# SET PROBLEM:
Below is a set of records. Repeat all of them exactly.

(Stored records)
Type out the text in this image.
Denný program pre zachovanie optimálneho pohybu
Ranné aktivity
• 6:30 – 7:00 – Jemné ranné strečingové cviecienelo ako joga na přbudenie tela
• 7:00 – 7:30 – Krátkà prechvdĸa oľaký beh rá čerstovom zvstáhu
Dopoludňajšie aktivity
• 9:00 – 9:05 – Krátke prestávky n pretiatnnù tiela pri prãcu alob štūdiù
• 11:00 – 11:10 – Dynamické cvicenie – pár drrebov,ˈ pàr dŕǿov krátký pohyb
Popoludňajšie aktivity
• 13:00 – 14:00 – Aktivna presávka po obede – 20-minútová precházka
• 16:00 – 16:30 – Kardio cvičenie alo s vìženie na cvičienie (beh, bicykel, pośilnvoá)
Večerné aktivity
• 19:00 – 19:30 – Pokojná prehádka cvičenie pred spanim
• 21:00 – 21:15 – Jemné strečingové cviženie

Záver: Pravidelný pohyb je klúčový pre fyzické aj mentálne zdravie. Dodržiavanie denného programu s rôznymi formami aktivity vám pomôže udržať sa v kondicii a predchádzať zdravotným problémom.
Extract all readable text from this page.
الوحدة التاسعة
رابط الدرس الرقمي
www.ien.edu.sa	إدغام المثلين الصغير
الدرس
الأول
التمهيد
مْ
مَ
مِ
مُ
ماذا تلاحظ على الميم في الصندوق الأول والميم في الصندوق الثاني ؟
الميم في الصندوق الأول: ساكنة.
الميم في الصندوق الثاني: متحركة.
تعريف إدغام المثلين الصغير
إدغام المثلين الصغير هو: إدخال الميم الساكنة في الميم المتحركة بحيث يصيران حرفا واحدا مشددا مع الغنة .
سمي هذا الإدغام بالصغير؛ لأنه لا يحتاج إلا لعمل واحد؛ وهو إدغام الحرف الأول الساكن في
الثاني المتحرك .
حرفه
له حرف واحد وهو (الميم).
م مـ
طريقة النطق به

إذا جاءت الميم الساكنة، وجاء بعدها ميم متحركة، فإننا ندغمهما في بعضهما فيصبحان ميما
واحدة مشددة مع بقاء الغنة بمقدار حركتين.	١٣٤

# REPLY TO THE TASK:
Type out the text in this image.
Denný program pre zachovanie optimálneho pohybu
Ranné aktivity
• 6:30 – 7:00 – Jemné ranné strečingové cviecienelo ako joga na přbudenie tela
• 7:00 – 7:30 – Krátkà prechvdĸa oľaký beh rá čerstovom zvstáhu
Dopoludňajšie aktivity
• 9:00 – 9:05 – Krátke prestávky n pretiatnnù tiela pri prãcu alob štūdiù
• 11:00 – 11:10 – Dynamické cvicenie – pár drrebov,ˈ pàr dŕǿov krátký pohyb
Popoludňajšie aktivity
• 13:00 – 14:00 – Aktivna presávka po obede – 20-minútová precházka
• 16:00 – 16:30 – Kardio cvičenie alo s vìženie na cvičienie (beh, bicykel, pośilnvoá)
Večerné aktivity
• 19:00 – 19:30 – Pokojná prehádka cvičenie pred spanim
• 21:00 – 21:15 – Jemné strečingové cviženie

Záver: Pravidelný pohyb je klúčový pre fyzické aj mentálne zdravie. Dodržiavanie denného programu s rôznymi formami aktivity vám pomôže udržať sa v kondicii a predchádzať zdravotným problémom.
Extract all readable text from this page.
الوحدة التاسعة
رابط الدرس الرقمي
www.ien.edu.sa	إدغام المثلين الصغير
الدرس
الأول
التمهيد
مْ
مَ
مِ
مُ
ماذا تلاحظ على الميم في الصندوق الأول والميم في الصندوق الثاني ؟
الميم في الصندوق الأول: ساكنة.
الميم في الصندوق الثاني: متحركة.
تعريف إدغام المثلين الصغير
إدغام المثلين الصغير هو: إدخال الميم الساكنة في الميم المتحركة بحيث يصيران حرفا واحدا مشددا مع الغنة .
سمي هذا الإدغام بالصغير؛ لأنه لا يحتاج إلا لعمل واحد؛ وهو إدغام الحرف الأول الساكن في
الثاني المتحرك .
حرفه
له حرف واحد وهو (الميم).
م مـ
طريقة النطق به

إذا جاءت الميم الساكنة، وجاء بعدها ميم متحركة، فإننا ندغمهما في بعضهما فيصبحان ميما
واحدة مشددة مع بقاء الغنة بمقدار حركتين.	١٣٤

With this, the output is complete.